───── PROVIDED ENTRIES

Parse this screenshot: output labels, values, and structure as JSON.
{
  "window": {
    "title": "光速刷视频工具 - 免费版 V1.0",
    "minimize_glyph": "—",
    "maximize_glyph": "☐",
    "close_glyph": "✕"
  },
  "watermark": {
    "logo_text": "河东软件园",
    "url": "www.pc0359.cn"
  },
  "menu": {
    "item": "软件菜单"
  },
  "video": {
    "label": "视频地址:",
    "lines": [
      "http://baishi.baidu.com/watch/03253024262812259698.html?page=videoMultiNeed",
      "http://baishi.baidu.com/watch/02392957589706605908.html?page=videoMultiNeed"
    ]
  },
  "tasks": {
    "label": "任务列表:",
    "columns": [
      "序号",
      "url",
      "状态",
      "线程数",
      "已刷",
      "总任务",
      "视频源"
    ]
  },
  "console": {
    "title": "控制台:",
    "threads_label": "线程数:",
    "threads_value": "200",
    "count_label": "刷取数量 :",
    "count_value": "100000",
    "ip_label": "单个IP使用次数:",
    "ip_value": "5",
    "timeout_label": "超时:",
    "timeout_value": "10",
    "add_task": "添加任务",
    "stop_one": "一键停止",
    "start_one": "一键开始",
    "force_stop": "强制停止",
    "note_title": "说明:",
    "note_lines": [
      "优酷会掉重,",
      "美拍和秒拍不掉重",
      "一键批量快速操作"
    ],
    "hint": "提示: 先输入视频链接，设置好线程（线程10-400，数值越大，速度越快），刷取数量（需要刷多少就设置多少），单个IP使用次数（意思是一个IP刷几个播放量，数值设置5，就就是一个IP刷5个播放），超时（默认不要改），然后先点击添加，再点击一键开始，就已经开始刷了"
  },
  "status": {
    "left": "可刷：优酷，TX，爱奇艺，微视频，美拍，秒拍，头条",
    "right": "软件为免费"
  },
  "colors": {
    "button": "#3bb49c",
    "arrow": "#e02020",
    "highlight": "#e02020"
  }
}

──────────

_YOUR OBJECTIVE_: Within the listing above, find every line containing the string "刷取数量" and return it.

_TASK SOLUTION_:
    "count_label": "刷取数量 :",
    "hint": "提示: 先输入视频链接，设置好线程（线程10-400，数值越大，速度越快），刷取数量（需要刷多少就设置多少），单个IP使用次数（意思是一个IP刷几个播放量，数值设置5，就就是一个IP刷5个播放），超时（默认不要改），然后先点击添加，再点击一键开始，就已经开始刷了"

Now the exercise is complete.